** What is being asked **
Among the entries below, find the lines with "contenuti" and copy them.

[Dataset records]
[start]

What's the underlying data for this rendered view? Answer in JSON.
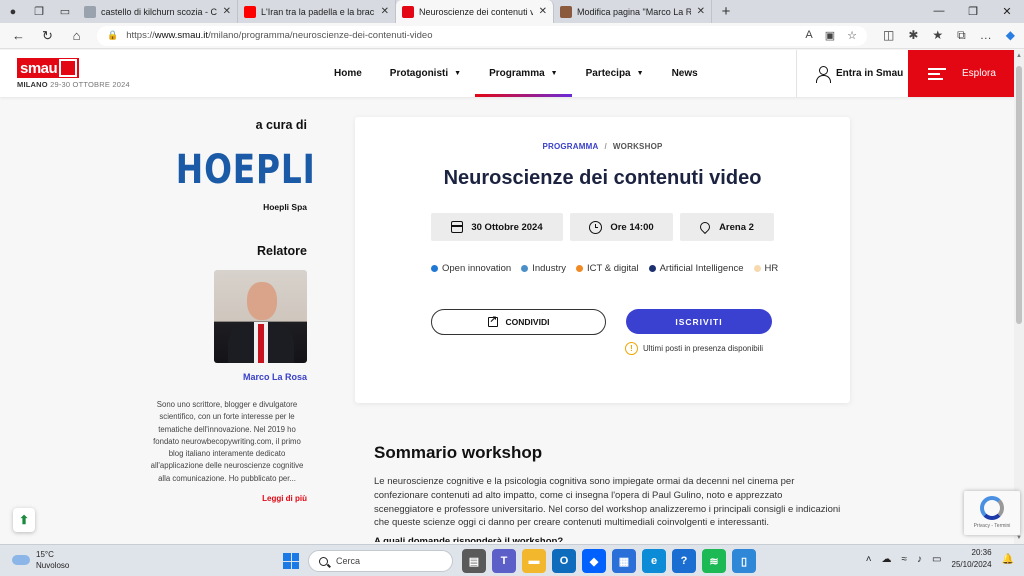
{
  "browser": {
    "tabs": [
      {
        "title": "castello di kilchurn scozia - Cerca",
        "icon": "search-icon",
        "color": "#9aa3ad"
      },
      {
        "title": "L'Iran tra la padella e la brac",
        "icon": "youtube-icon",
        "color": "#ff0000"
      },
      {
        "title": "Neuroscienze dei contenuti video",
        "icon": "smau-icon",
        "color": "#e30613"
      },
      {
        "title": "Modifica pagina \"Marco La Rosa\"",
        "icon": "profile-icon",
        "color": "#8b5a3c"
      }
    ],
    "url_prefix": "https://",
    "url_host": "www.smau.it",
    "url_path": "/milano/programma/neuroscienze-dei-contenuti-video"
  },
  "header": {
    "logo_text": "smau",
    "logo_city": "MILANO",
    "logo_dates": "29-30 OTTOBRE 2024",
    "menu": [
      {
        "label": "Home",
        "caret": false,
        "active": false
      },
      {
        "label": "Protagonisti",
        "caret": true,
        "active": false
      },
      {
        "label": "Programma",
        "caret": true,
        "active": true
      },
      {
        "label": "Partecipa",
        "caret": true,
        "active": false
      },
      {
        "label": "News",
        "caret": false,
        "active": false
      }
    ],
    "login_label": "Entra in Smau",
    "explore_label": "Esplora",
    "accent_color": "#e30613"
  },
  "sidebar": {
    "curated_by": "a cura di",
    "sponsor_logo": "HOEPLI",
    "sponsor_name": "Hoepli Spa",
    "speaker_heading": "Relatore",
    "speaker_name": "Marco La Rosa",
    "speaker_bio": "Sono uno scrittore, blogger e divulgatore scientifico, con un forte interesse per le tematiche dell'innovazione. Nel 2019 ho fondato neurowbecopywriting.com, il primo blog italiano interamente dedicato all'applicazione delle neuroscienze cognitive alla comunicazione. Ho pubblicato per...",
    "read_more": "Leggi di più"
  },
  "event": {
    "crumb_category": "PROGRAMMA",
    "crumb_sep": "/",
    "crumb_type": "WORKSHOP",
    "title": "Neuroscienze dei contenuti video",
    "date": "30 Ottobre 2024",
    "time": "Ore 14:00",
    "location": "Arena 2",
    "tags": [
      {
        "label": "Open innovation",
        "color": "#1f78d1"
      },
      {
        "label": "Industry",
        "color": "#4a8fc7"
      },
      {
        "label": "ICT & digital",
        "color": "#f08a24"
      },
      {
        "label": "Artificial Intelligence",
        "color": "#1c3070"
      },
      {
        "label": "HR",
        "color": "#f7d9b0"
      }
    ],
    "share_label": "CONDIVIDI",
    "subscribe_label": "ISCRIVITI",
    "availability": "Ultimi posti in presenza disponibili",
    "subscribe_color": "#3a41d0"
  },
  "summary": {
    "heading": "Sommario workshop",
    "body": "Le neuroscienze cognitive e la psicologia cognitiva sono impiegate ormai da decenni nel cinema per confezionare contenuti ad alto impatto, come ci insegna l'opera di Paul Gulino, noto e apprezzato sceneggiatore e professore universitario. Nel corso del workshop analizzeremo i principali consigli e indicazioni che queste scienze oggi ci danno per creare contenuti multimediali coinvolgenti e interessanti.",
    "question": "A quali domande risponderà il workshop?"
  },
  "recaptcha": {
    "text": "Privacy - Termini"
  },
  "taskbar": {
    "temp": "15°C",
    "weather": "Nuvoloso",
    "search_placeholder": "Cerca",
    "time": "20:36",
    "date": "25/10/2024",
    "apps": [
      {
        "icon": "files-icon",
        "color": "#5a5a5a"
      },
      {
        "icon": "teams-icon",
        "color": "#5b5fc7"
      },
      {
        "icon": "folder-icon",
        "color": "#f3b72e"
      },
      {
        "icon": "outlook-icon",
        "color": "#0f6cbd"
      },
      {
        "icon": "dropbox-icon",
        "color": "#0061fe"
      },
      {
        "icon": "calendar-icon",
        "color": "#2b6fd8"
      },
      {
        "icon": "edge-icon",
        "color": "#0c8bd6"
      },
      {
        "icon": "help-icon",
        "color": "#1b6ed1"
      },
      {
        "icon": "spotify-icon",
        "color": "#1db954"
      },
      {
        "icon": "notepad-icon",
        "color": "#2f87d8"
      }
    ]
  }
}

[end]

** Task result **
        "title": "Neuroscienze dei contenuti video",
    "url_path": "/milano/programma/neuroscienze-dei-contenuti-video"
    "title": "Neuroscienze dei contenuti video",
    "body": "Le neuroscienze cognitive e la psicologia cognitiva sono impiegate ormai da decenni nel cinema per confezionare contenuti ad alto impatto, come ci insegna l'opera di Paul Gulino, noto e apprezzato sceneggiatore e professore universitario. Nel corso del workshop analizzeremo i principali consigli e indicazioni che queste scienze oggi ci danno per creare contenuti multimediali coinvolgenti e interessanti.",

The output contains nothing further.